DESCRIPTION OF THE TASK
Exact wording is required: give all the records again, minus the pictures.

◇ ◇ ◇

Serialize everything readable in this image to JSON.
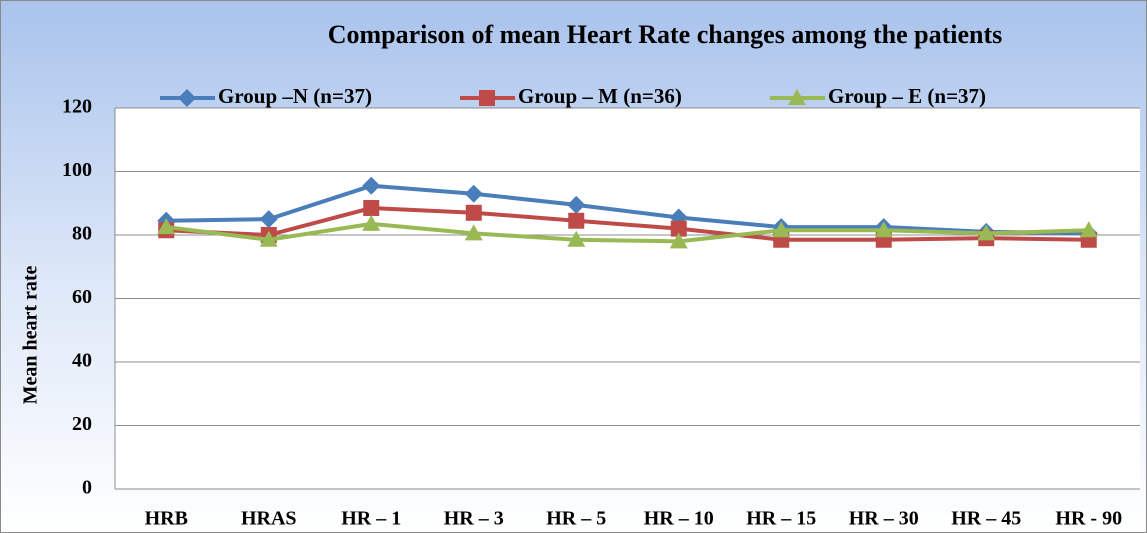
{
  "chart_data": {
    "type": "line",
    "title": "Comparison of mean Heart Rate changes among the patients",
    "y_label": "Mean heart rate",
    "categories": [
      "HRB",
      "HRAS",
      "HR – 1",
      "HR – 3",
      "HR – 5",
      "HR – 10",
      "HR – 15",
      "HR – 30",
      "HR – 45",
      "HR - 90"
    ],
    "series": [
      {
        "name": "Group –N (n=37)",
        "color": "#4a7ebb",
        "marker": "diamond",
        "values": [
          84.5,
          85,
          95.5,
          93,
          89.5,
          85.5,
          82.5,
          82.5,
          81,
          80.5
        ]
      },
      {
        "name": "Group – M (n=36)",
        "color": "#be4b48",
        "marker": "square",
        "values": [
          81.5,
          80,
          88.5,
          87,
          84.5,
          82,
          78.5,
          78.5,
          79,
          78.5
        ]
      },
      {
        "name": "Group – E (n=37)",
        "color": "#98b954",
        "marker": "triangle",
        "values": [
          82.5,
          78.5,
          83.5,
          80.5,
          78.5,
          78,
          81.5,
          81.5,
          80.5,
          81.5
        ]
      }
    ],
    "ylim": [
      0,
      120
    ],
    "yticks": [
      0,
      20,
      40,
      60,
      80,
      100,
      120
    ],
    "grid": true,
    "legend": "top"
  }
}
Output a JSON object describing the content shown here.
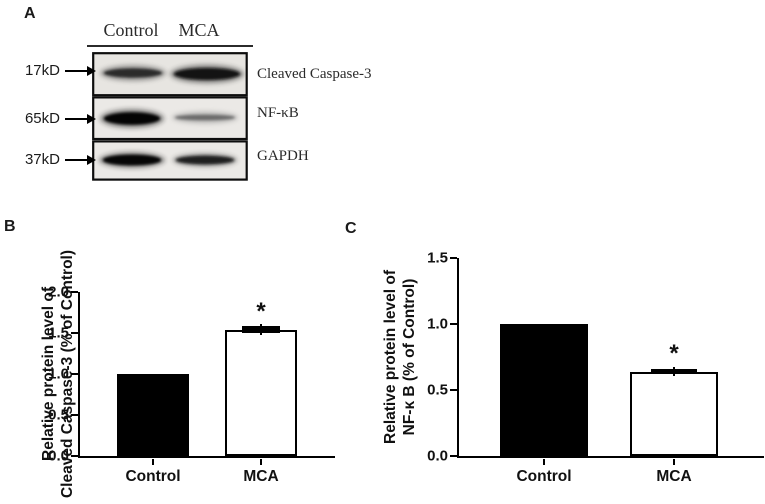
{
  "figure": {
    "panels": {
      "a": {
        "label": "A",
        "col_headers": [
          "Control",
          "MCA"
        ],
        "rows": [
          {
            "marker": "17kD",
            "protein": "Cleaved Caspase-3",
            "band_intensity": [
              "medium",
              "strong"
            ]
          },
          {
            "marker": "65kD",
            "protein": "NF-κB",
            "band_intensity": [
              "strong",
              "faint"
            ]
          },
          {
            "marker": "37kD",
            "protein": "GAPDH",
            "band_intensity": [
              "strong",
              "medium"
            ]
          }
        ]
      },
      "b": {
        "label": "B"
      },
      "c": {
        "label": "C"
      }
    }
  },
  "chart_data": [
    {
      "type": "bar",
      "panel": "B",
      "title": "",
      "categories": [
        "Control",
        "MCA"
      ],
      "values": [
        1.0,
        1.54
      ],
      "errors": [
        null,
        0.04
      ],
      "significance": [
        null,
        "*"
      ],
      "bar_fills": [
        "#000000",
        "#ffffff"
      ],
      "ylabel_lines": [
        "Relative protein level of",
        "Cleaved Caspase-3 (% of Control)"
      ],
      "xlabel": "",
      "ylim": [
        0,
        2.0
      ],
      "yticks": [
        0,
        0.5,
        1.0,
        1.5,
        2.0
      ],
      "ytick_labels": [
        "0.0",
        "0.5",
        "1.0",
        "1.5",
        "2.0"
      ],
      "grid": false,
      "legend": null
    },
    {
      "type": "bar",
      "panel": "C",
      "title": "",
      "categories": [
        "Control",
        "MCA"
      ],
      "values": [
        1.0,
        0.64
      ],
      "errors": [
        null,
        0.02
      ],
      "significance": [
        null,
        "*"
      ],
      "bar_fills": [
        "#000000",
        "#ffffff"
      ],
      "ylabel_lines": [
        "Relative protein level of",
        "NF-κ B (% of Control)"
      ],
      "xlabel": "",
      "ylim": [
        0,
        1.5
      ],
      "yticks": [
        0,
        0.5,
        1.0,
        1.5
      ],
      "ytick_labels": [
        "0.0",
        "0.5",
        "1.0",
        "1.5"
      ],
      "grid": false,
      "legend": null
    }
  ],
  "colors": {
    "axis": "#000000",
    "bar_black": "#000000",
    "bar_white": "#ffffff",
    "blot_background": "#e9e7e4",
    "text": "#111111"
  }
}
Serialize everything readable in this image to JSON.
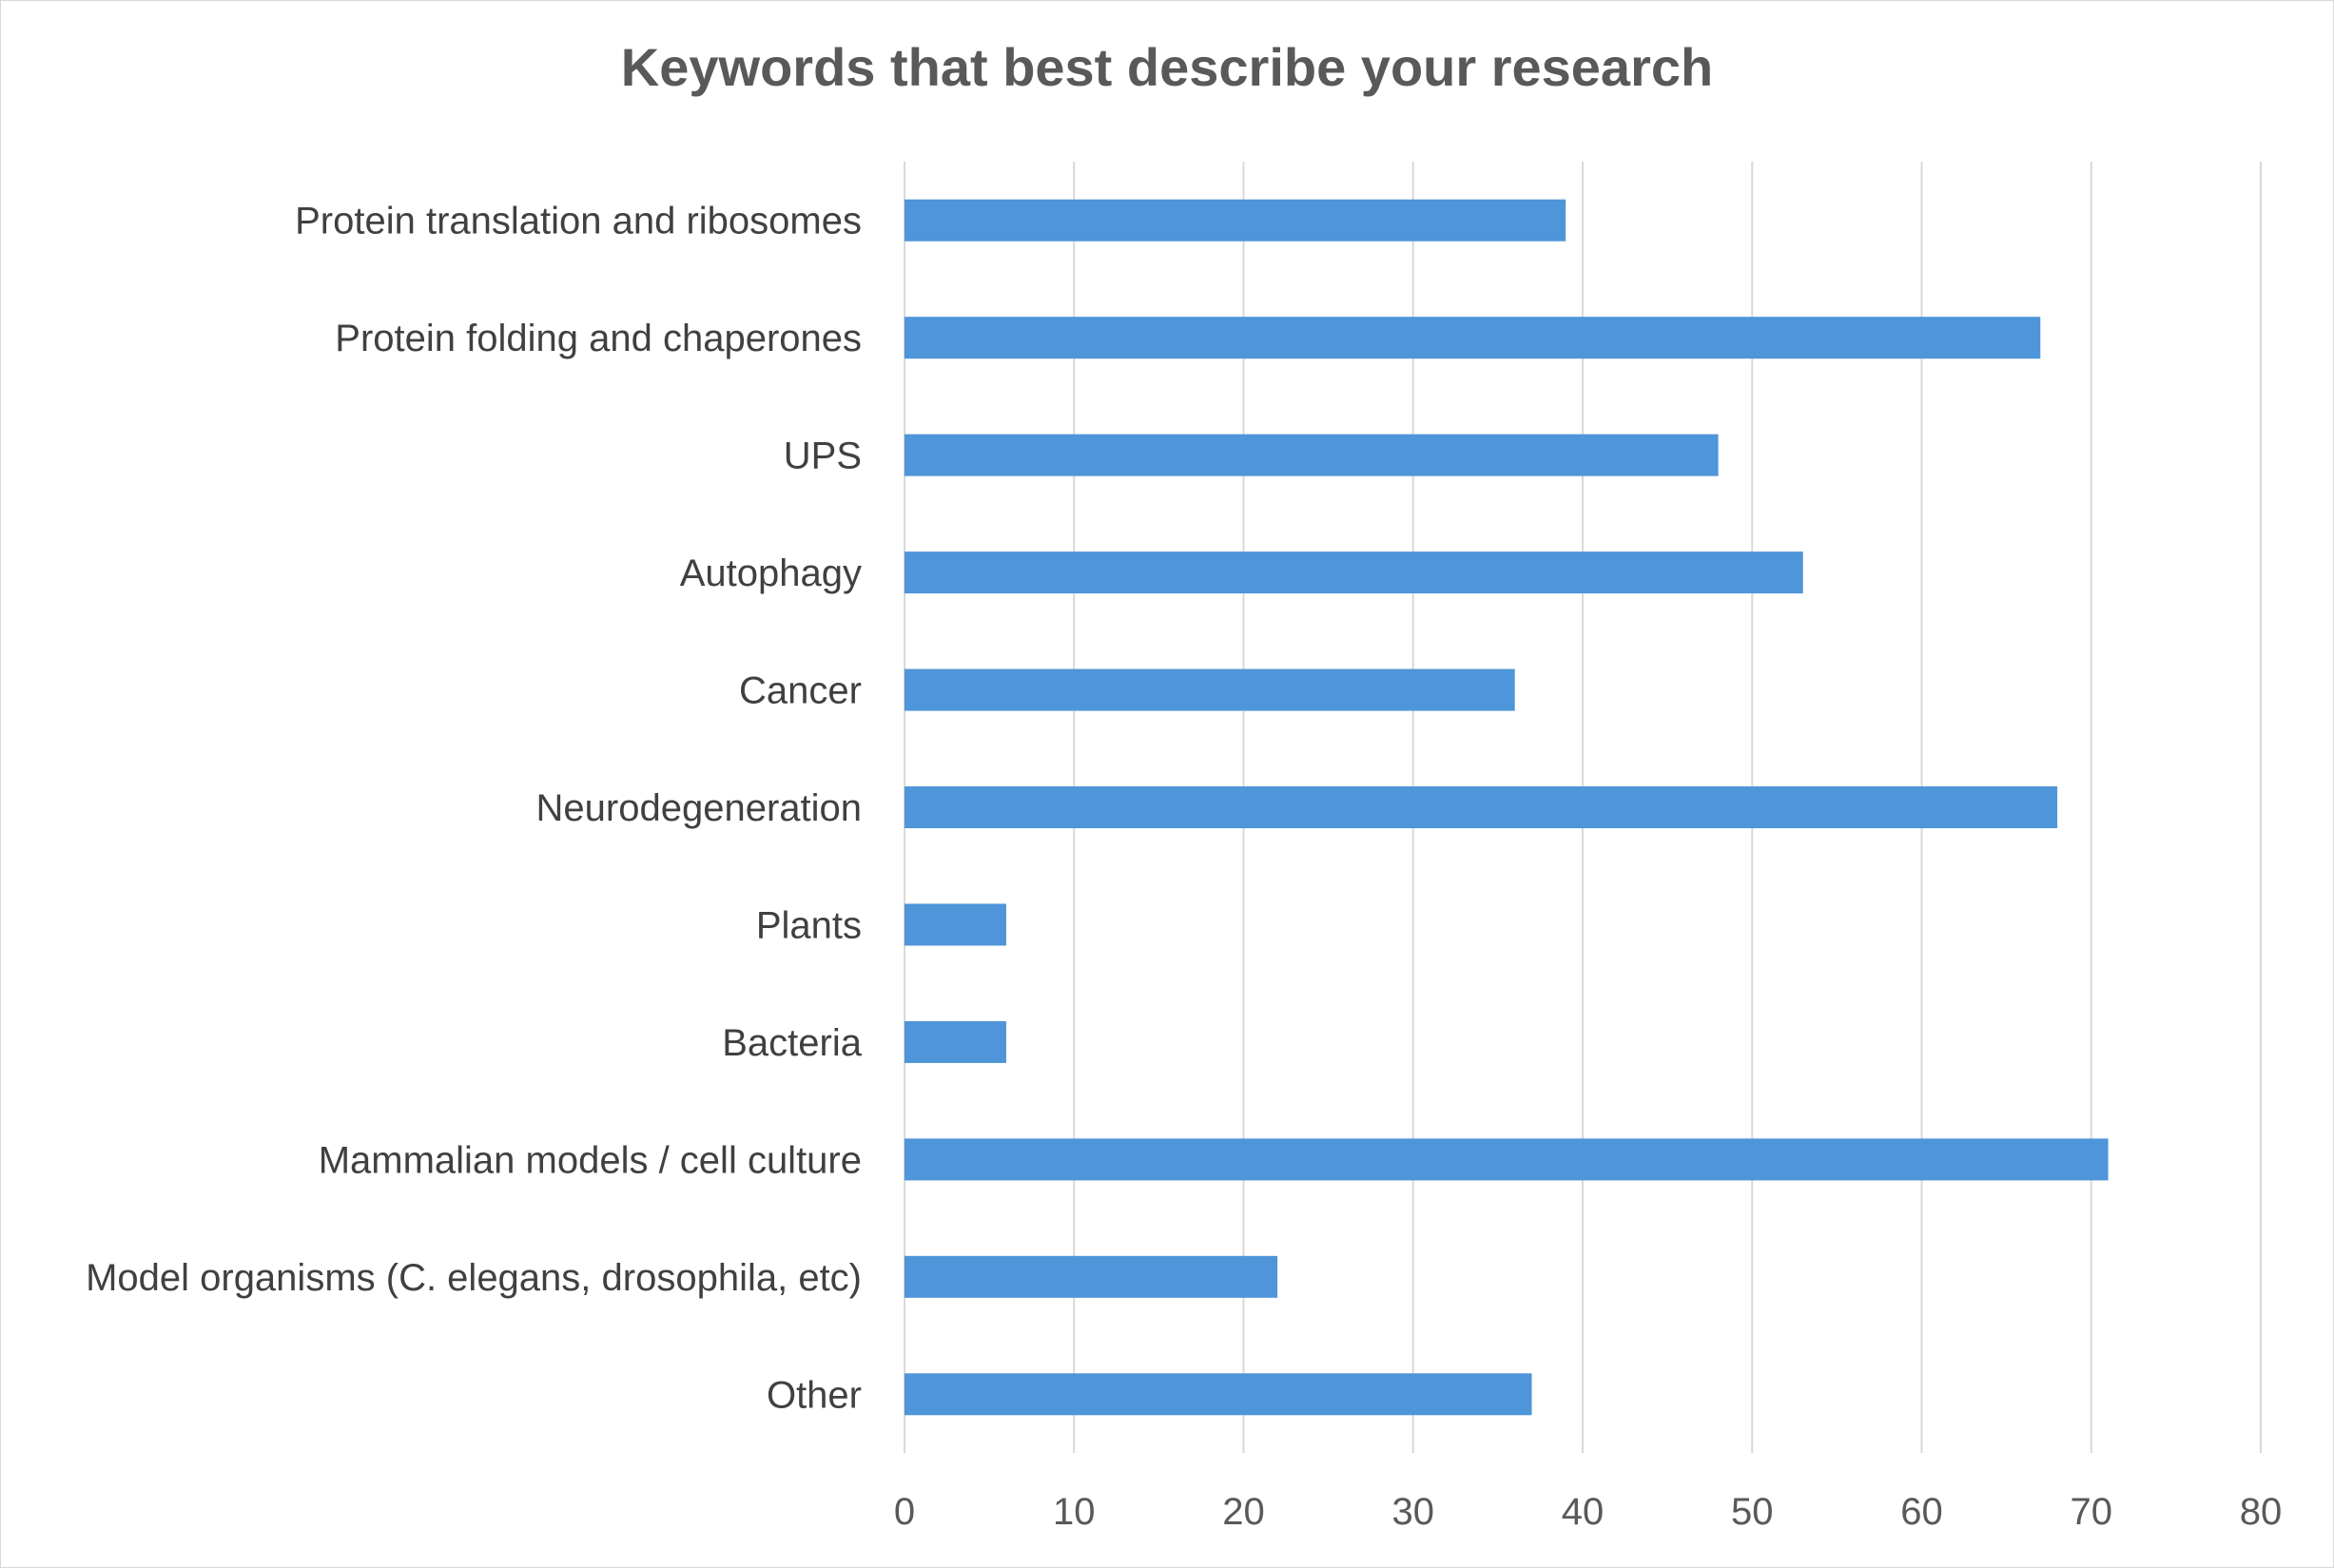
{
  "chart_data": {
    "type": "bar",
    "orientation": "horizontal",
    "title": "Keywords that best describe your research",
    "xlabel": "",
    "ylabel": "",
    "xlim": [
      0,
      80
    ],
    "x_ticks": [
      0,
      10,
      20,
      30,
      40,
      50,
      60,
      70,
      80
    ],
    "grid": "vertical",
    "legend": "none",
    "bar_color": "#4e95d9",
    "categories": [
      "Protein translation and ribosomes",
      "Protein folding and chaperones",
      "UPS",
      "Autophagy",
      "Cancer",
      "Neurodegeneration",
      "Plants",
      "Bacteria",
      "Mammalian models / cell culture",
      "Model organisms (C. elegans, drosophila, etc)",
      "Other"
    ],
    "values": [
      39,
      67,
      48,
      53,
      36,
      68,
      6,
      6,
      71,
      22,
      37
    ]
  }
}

◇ ◇ ◇

RESULT OF THE EXERCISE
Serialize everything readable in this image to JSON.
{
  "chart_data": {
    "type": "line",
    "title": "Comparison of mean Heart Rate changes among the patients",
    "y_label": "Mean heart rate",
    "categories": [
      "HRB",
      "HRAS",
      "HR – 1",
      "HR – 3",
      "HR – 5",
      "HR – 10",
      "HR – 15",
      "HR – 30",
      "HR – 45",
      "HR - 90"
    ],
    "series": [
      {
        "name": "Group –N (n=37)",
        "color": "#4a7ebb",
        "marker": "diamond",
        "values": [
          84.5,
          85,
          95.5,
          93,
          89.5,
          85.5,
          82.5,
          82.5,
          81,
          80.5
        ]
      },
      {
        "name": "Group – M (n=36)",
        "color": "#be4b48",
        "marker": "square",
        "values": [
          81.5,
          80,
          88.5,
          87,
          84.5,
          82,
          78.5,
          78.5,
          79,
          78.5
        ]
      },
      {
        "name": "Group – E (n=37)",
        "color": "#98b954",
        "marker": "triangle",
        "values": [
          82.5,
          78.5,
          83.5,
          80.5,
          78.5,
          78,
          81.5,
          81.5,
          80.5,
          81.5
        ]
      }
    ],
    "ylim": [
      0,
      120
    ],
    "yticks": [
      0,
      20,
      40,
      60,
      80,
      100,
      120
    ],
    "grid": true,
    "legend": "top"
  }
}
Output a JSON object describing the content shown here.
{
  "figure": {
    "panels": {
      "a": {
        "label": "A",
        "col_headers": [
          "Control",
          "MCA"
        ],
        "rows": [
          {
            "marker": "17kD",
            "protein": "Cleaved Caspase-3",
            "band_intensity": [
              "medium",
              "strong"
            ]
          },
          {
            "marker": "65kD",
            "protein": "NF-κB",
            "band_intensity": [
              "strong",
              "faint"
            ]
          },
          {
            "marker": "37kD",
            "protein": "GAPDH",
            "band_intensity": [
              "strong",
              "medium"
            ]
          }
        ]
      },
      "b": {
        "label": "B"
      },
      "c": {
        "label": "C"
      }
    }
  },
  "chart_data": [
    {
      "type": "bar",
      "panel": "B",
      "title": "",
      "categories": [
        "Control",
        "MCA"
      ],
      "values": [
        1.0,
        1.54
      ],
      "errors": [
        null,
        0.04
      ],
      "significance": [
        null,
        "*"
      ],
      "bar_fills": [
        "#000000",
        "#ffffff"
      ],
      "ylabel_lines": [
        "Relative protein level of",
        "Cleaved Caspase-3 (% of Control)"
      ],
      "xlabel": "",
      "ylim": [
        0,
        2.0
      ],
      "yticks": [
        0,
        0.5,
        1.0,
        1.5,
        2.0
      ],
      "ytick_labels": [
        "0.0",
        "0.5",
        "1.0",
        "1.5",
        "2.0"
      ],
      "grid": false,
      "legend": null
    },
    {
      "type": "bar",
      "panel": "C",
      "title": "",
      "categories": [
        "Control",
        "MCA"
      ],
      "values": [
        1.0,
        0.64
      ],
      "errors": [
        null,
        0.02
      ],
      "significance": [
        null,
        "*"
      ],
      "bar_fills": [
        "#000000",
        "#ffffff"
      ],
      "ylabel_lines": [
        "Relative protein level of",
        "NF-κ B (% of Control)"
      ],
      "xlabel": "",
      "ylim": [
        0,
        1.5
      ],
      "yticks": [
        0,
        0.5,
        1.0,
        1.5
      ],
      "ytick_labels": [
        "0.0",
        "0.5",
        "1.0",
        "1.5"
      ],
      "grid": false,
      "legend": null
    }
  ],
  "colors": {
    "axis": "#000000",
    "bar_black": "#000000",
    "bar_white": "#ffffff",
    "blot_background": "#e9e7e4",
    "text": "#111111"
  }
}
Serialize everything readable in this image to JSON.
{
  "chart_data": {
    "type": "bar",
    "orientation": "horizontal",
    "title": "Keywords that best describe your research",
    "xlabel": "",
    "ylabel": "",
    "xlim": [
      0,
      80
    ],
    "x_ticks": [
      0,
      10,
      20,
      30,
      40,
      50,
      60,
      70,
      80
    ],
    "grid": "vertical",
    "legend": "none",
    "bar_color": "#4e95d9",
    "categories": [
      "Protein translation and ribosomes",
      "Protein folding and chaperones",
      "UPS",
      "Autophagy",
      "Cancer",
      "Neurodegeneration",
      "Plants",
      "Bacteria",
      "Mammalian models / cell culture",
      "Model organisms (C. elegans, drosophila, etc)",
      "Other"
    ],
    "values": [
      39,
      67,
      48,
      53,
      36,
      68,
      6,
      6,
      71,
      22,
      37
    ]
  }
}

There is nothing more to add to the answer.